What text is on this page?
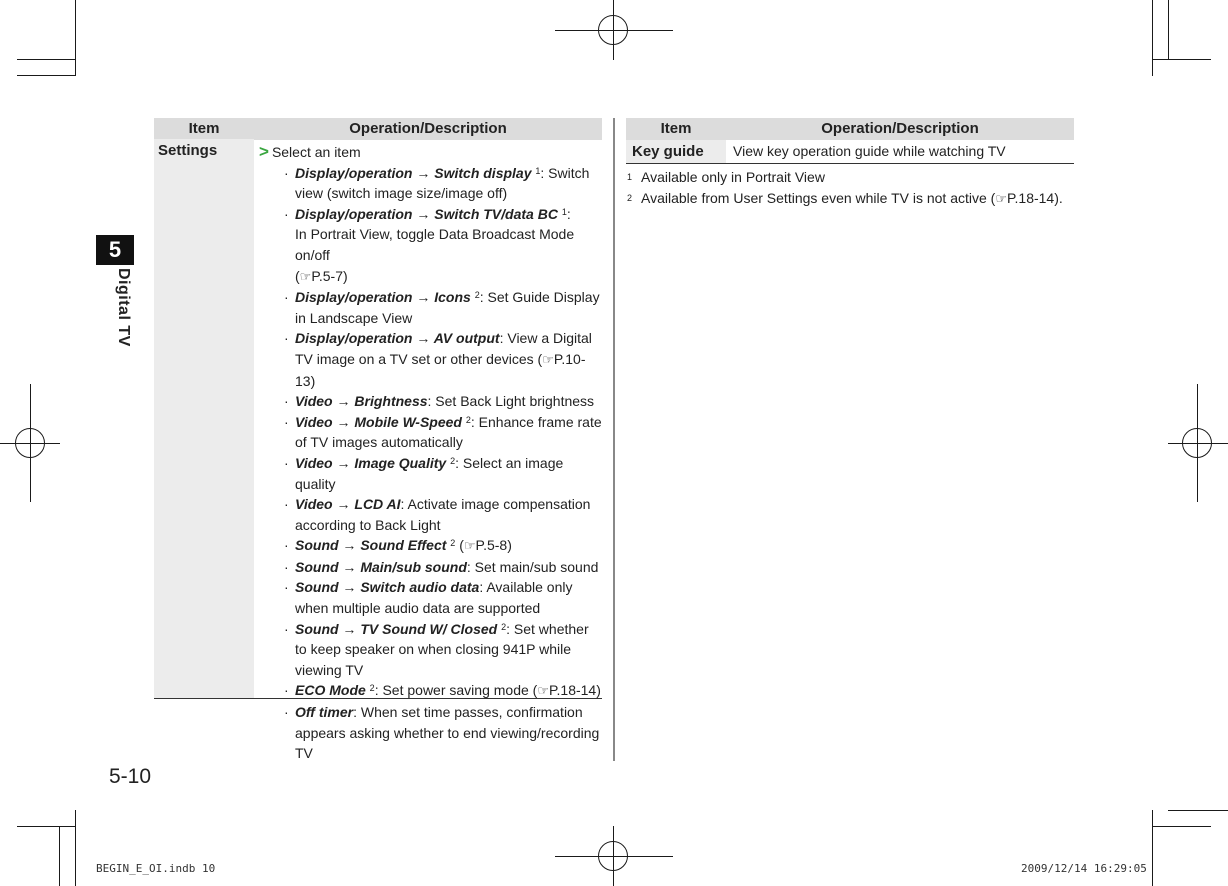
5
Digital TV
5-10
Item	Operation/Description
Settings > Select an item
· Display/operation → Switch display $^1$: Switch view (switch image size/image off)
· Display/operation → Switch TV/data BC $^1$:
In Portrait View, toggle Data Broadcast Mode on/off
(☞P.5-7)
· Display/operation → Icons $^2$: Set Guide Display in Landscape View
· Display/operation → AV output: View a Digital TV image on a TV set or other devices (☞P.10-13)
· Video → Brightness: Set Back Light brightness
· Video → Mobile W-Speed $^2$: Enhance frame rate of TV images automatically
· Video → Image Quality $^2$: Select an image quality
· Video → LCD AI: Activate image compensation according to Back Light
· Sound → Sound Effect $^2$ (☞P.5-8)
· Sound → Main/sub sound: Set main/sub sound
· Sound → Switch audio data: Available only when multiple audio data are supported
· Sound → TV Sound W/ Closed $^2$: Set whether to keep speaker on when closing 941P while viewing TV
· ECO Mode $^2$: Set power saving mode (☞P.18-14)
· Off timer: When set time passes, confirmation appears asking whether to end viewing/recording TV
Item	Operation/Description
Key guide	View key operation guide while watching TV
$^1$ Available only in Portrait View
$^2$ Available from User Settings even while TV is not active (☞P.18-14).
BEGIN_E_OI.indb 10	2009/12/14 16:29:05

The request: Output the records above exactly; leave out the pictures.

Problem solution:
What text is on this page?
5
Digital TV
5-10
Item	Operation/Description
Settings > Select an item
· Display/operation → Switch display $^1$: Switch view (switch image size/image off)
· Display/operation → Switch TV/data BC $^1$:
In Portrait View, toggle Data Broadcast Mode on/off
(☞P.5-7)
· Display/operation → Icons $^2$: Set Guide Display in Landscape View
· Display/operation → AV output: View a Digital TV image on a TV set or other devices (☞P.10-13)
· Video → Brightness: Set Back Light brightness
· Video → Mobile W-Speed $^2$: Enhance frame rate of TV images automatically
· Video → Image Quality $^2$: Select an image quality
· Video → LCD AI: Activate image compensation according to Back Light
· Sound → Sound Effect $^2$ (☞P.5-8)
· Sound → Main/sub sound: Set main/sub sound
· Sound → Switch audio data: Available only when multiple audio data are supported
· Sound → TV Sound W/ Closed $^2$: Set whether to keep speaker on when closing 941P while viewing TV
· ECO Mode $^2$: Set power saving mode (☞P.18-14)
· Off timer: When set time passes, confirmation appears asking whether to end viewing/recording TV
Item	Operation/Description
Key guide	View key operation guide while watching TV
$^1$ Available only in Portrait View
$^2$ Available from User Settings even while TV is not active (☞P.18-14).
BEGIN_E_OI.indb 10	2009/12/14 16:29:05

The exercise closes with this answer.